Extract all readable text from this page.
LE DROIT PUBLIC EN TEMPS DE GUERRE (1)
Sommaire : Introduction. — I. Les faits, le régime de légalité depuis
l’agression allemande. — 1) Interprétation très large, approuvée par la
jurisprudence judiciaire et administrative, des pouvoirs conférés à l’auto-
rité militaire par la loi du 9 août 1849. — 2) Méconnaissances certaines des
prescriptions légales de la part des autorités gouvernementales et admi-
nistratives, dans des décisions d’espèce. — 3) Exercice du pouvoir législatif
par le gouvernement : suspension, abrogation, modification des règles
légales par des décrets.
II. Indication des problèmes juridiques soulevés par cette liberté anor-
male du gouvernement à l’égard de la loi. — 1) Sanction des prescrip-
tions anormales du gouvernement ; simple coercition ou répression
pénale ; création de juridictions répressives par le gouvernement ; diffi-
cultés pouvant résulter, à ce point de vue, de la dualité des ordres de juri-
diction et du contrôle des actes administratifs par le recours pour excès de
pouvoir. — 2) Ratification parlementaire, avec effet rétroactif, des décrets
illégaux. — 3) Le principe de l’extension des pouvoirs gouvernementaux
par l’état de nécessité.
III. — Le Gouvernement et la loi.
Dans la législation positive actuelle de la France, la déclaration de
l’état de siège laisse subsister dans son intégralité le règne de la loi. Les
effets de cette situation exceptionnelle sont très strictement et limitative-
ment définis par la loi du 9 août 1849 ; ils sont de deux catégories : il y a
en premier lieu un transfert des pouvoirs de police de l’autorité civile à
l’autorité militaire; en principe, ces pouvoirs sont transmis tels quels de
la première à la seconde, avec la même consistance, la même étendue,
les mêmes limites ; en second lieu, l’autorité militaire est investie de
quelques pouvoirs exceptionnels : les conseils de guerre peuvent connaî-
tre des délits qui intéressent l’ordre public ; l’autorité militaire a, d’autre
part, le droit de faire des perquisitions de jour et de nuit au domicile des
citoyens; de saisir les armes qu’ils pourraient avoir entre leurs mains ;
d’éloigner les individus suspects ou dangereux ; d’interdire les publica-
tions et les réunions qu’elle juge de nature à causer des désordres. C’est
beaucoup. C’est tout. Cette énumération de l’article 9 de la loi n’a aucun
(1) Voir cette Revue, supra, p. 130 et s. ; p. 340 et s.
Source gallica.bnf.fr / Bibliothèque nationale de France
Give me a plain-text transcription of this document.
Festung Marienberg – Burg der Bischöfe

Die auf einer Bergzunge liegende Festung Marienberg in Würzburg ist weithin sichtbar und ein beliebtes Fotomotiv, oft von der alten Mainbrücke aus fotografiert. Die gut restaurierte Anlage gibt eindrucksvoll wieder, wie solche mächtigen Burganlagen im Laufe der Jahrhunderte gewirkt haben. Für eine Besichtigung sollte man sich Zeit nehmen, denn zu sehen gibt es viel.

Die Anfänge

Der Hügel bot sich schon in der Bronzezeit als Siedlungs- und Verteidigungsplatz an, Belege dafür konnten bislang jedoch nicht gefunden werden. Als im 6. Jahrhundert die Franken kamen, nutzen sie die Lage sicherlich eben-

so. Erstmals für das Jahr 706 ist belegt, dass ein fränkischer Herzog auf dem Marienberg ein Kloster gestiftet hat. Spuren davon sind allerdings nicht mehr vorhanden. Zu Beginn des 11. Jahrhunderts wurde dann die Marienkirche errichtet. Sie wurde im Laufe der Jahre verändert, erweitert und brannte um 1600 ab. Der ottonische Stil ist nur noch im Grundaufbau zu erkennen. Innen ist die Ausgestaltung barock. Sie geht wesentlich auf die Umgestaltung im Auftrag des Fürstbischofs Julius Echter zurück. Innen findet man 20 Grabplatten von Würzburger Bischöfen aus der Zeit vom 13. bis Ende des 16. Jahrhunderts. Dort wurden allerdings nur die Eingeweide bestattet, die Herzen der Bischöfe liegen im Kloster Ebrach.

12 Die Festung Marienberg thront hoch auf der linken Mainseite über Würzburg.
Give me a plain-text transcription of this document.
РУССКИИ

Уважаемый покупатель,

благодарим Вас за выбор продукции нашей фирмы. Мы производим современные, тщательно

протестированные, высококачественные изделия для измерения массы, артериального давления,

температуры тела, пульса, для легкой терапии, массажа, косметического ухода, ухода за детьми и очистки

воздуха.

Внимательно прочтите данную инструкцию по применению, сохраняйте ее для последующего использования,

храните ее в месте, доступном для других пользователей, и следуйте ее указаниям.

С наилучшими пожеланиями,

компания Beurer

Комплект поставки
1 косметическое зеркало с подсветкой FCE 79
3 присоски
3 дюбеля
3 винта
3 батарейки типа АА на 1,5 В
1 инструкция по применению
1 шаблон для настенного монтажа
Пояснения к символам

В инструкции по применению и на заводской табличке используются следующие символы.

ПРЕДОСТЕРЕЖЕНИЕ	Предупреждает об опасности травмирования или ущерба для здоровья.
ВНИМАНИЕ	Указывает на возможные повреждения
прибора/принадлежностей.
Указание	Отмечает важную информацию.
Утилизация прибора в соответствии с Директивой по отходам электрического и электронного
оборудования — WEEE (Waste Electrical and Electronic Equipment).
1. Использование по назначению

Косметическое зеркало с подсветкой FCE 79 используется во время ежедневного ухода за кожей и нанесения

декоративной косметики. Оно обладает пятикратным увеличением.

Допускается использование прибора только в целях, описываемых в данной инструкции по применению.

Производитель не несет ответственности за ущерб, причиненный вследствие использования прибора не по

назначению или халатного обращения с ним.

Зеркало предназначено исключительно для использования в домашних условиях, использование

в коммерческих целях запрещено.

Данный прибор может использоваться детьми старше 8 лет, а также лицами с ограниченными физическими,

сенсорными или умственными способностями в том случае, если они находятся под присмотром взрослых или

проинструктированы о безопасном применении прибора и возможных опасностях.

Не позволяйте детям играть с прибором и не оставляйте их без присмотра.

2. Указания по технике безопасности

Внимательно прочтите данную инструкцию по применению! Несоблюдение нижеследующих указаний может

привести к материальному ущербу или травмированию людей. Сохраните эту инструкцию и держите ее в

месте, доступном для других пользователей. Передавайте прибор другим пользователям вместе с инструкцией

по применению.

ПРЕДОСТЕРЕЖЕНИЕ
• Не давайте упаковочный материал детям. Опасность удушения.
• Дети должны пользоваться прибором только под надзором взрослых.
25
* * *
Give back all the records exactly as they stand.

Extract all readable text from this page.
LE DROIT PUBLIC EN TEMPS DE GUERRE (1)
Sommaire : Introduction. — I. Les faits, le régime de légalité depuis
l’agression allemande. — 1) Interprétation très large, approuvée par la
jurisprudence judiciaire et administrative, des pouvoirs conférés à l’auto-
rité militaire par la loi du 9 août 1849. — 2) Méconnaissances certaines des
prescriptions légales de la part des autorités gouvernementales et admi-
nistratives, dans des décisions d’espèce. — 3) Exercice du pouvoir législatif
par le gouvernement : suspension, abrogation, modification des règles
légales par des décrets.
II. Indication des problèmes juridiques soulevés par cette liberté anor-
male du gouvernement à l’égard de la loi. — 1) Sanction des prescrip-
tions anormales du gouvernement ; simple coercition ou répression
pénale ; création de juridictions répressives par le gouvernement ; diffi-
cultés pouvant résulter, à ce point de vue, de la dualité des ordres de juri-
diction et du contrôle des actes administratifs par le recours pour excès de
pouvoir. — 2) Ratification parlementaire, avec effet rétroactif, des décrets
illégaux. — 3) Le principe de l’extension des pouvoirs gouvernementaux
par l’état de nécessité.
III. — Le Gouvernement et la loi.
Dans la législation positive actuelle de la France, la déclaration de
l’état de siège laisse subsister dans son intégralité le règne de la loi. Les
effets de cette situation exceptionnelle sont très strictement et limitative-
ment définis par la loi du 9 août 1849 ; ils sont de deux catégories : il y a
en premier lieu un transfert des pouvoirs de police de l’autorité civile à
l’autorité militaire; en principe, ces pouvoirs sont transmis tels quels de
la première à la seconde, avec la même consistance, la même étendue,
les mêmes limites ; en second lieu, l’autorité militaire est investie de
quelques pouvoirs exceptionnels : les conseils de guerre peuvent connaî-
tre des délits qui intéressent l’ordre public ; l’autorité militaire a, d’autre
part, le droit de faire des perquisitions de jour et de nuit au domicile des
citoyens; de saisir les armes qu’ils pourraient avoir entre leurs mains ;
d’éloigner les individus suspects ou dangereux ; d’interdire les publica-
tions et les réunions qu’elle juge de nature à causer des désordres. C’est
beaucoup. C’est tout. Cette énumération de l’article 9 de la loi n’a aucun
(1) Voir cette Revue, supra, p. 130 et s. ; p. 340 et s.
Source gallica.bnf.fr / Bibliothèque nationale de France
Give me a plain-text transcription of this document.
Festung Marienberg – Burg der Bischöfe

Die auf einer Bergzunge liegende Festung Marienberg in Würzburg ist weithin sichtbar und ein beliebtes Fotomotiv, oft von der alten Mainbrücke aus fotografiert. Die gut restaurierte Anlage gibt eindrucksvoll wieder, wie solche mächtigen Burganlagen im Laufe der Jahrhunderte gewirkt haben. Für eine Besichtigung sollte man sich Zeit nehmen, denn zu sehen gibt es viel.

Die Anfänge

Der Hügel bot sich schon in der Bronzezeit als Siedlungs- und Verteidigungsplatz an, Belege dafür konnten bislang jedoch nicht gefunden werden. Als im 6. Jahrhundert die Franken kamen, nutzen sie die Lage sicherlich eben-

so. Erstmals für das Jahr 706 ist belegt, dass ein fränkischer Herzog auf dem Marienberg ein Kloster gestiftet hat. Spuren davon sind allerdings nicht mehr vorhanden. Zu Beginn des 11. Jahrhunderts wurde dann die Marienkirche errichtet. Sie wurde im Laufe der Jahre verändert, erweitert und brannte um 1600 ab. Der ottonische Stil ist nur noch im Grundaufbau zu erkennen. Innen ist die Ausgestaltung barock. Sie geht wesentlich auf die Umgestaltung im Auftrag des Fürstbischofs Julius Echter zurück. Innen findet man 20 Grabplatten von Würzburger Bischöfen aus der Zeit vom 13. bis Ende des 16. Jahrhunderts. Dort wurden allerdings nur die Eingeweide bestattet, die Herzen der Bischöfe liegen im Kloster Ebrach.

12 Die Festung Marienberg thront hoch auf der linken Mainseite über Würzburg.
Give me a plain-text transcription of this document.
РУССКИИ

Уважаемый покупатель,

благодарим Вас за выбор продукции нашей фирмы. Мы производим современные, тщательно

протестированные, высококачественные изделия для измерения массы, артериального давления,

температуры тела, пульса, для легкой терапии, массажа, косметического ухода, ухода за детьми и очистки

воздуха.

Внимательно прочтите данную инструкцию по применению, сохраняйте ее для последующего использования,

храните ее в месте, доступном для других пользователей, и следуйте ее указаниям.

С наилучшими пожеланиями,

компания Beurer

Комплект поставки
1 косметическое зеркало с подсветкой FCE 79
3 присоски
3 дюбеля
3 винта
3 батарейки типа АА на 1,5 В
1 инструкция по применению
1 шаблон для настенного монтажа
Пояснения к символам

В инструкции по применению и на заводской табличке используются следующие символы.

ПРЕДОСТЕРЕЖЕНИЕ	Предупреждает об опасности травмирования или ущерба для здоровья.
ВНИМАНИЕ	Указывает на возможные повреждения
прибора/принадлежностей.
Указание	Отмечает важную информацию.
Утилизация прибора в соответствии с Директивой по отходам электрического и электронного
оборудования — WEEE (Waste Electrical and Electronic Equipment).
1. Использование по назначению

Косметическое зеркало с подсветкой FCE 79 используется во время ежедневного ухода за кожей и нанесения

декоративной косметики. Оно обладает пятикратным увеличением.

Допускается использование прибора только в целях, описываемых в данной инструкции по применению.

Производитель не несет ответственности за ущерб, причиненный вследствие использования прибора не по

назначению или халатного обращения с ним.

Зеркало предназначено исключительно для использования в домашних условиях, использование

в коммерческих целях запрещено.

Данный прибор может использоваться детьми старше 8 лет, а также лицами с ограниченными физическими,

сенсорными или умственными способностями в том случае, если они находятся под присмотром взрослых или

проинструктированы о безопасном применении прибора и возможных опасностях.

Не позволяйте детям играть с прибором и не оставляйте их без присмотра.

2. Указания по технике безопасности

Внимательно прочтите данную инструкцию по применению! Несоблюдение нижеследующих указаний может

привести к материальному ущербу или травмированию людей. Сохраните эту инструкцию и держите ее в

месте, доступном для других пользователей. Передавайте прибор другим пользователям вместе с инструкцией

по применению.

ПРЕДОСТЕРЕЖЕНИЕ
• Не давайте упаковочный материал детям. Опасность удушения.
• Дети должны пользоваться прибором только под надзором взрослых.
25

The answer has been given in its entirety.